What this task involves →
Look below. Copy each line that has "비밀번호를" in it.
## begin Data for this exercise
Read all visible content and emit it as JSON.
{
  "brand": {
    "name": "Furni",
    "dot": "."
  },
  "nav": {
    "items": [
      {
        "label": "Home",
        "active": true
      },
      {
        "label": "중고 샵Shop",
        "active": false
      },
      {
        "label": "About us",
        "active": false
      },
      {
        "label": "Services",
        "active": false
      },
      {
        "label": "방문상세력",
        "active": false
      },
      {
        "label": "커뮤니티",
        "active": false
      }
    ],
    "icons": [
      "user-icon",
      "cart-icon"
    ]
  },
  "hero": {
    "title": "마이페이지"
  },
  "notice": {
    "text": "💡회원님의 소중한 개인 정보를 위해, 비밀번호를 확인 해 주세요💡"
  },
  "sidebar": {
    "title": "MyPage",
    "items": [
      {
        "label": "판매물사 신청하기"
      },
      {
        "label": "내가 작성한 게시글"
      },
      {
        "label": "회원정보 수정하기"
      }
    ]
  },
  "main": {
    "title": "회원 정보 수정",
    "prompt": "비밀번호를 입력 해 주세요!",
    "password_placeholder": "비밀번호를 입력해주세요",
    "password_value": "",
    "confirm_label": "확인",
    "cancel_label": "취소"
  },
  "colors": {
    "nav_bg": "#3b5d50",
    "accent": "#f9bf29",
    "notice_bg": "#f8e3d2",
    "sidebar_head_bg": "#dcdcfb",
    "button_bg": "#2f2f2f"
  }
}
## end Data for this exercise
Expected answer →
    "text": "💡회원님의 소중한 개인 정보를 위해, 비밀번호를 확인 해 주세요💡"
    "prompt": "비밀번호를 입력 해 주세요!",
    "password_placeholder": "비밀번호를 입력해주세요",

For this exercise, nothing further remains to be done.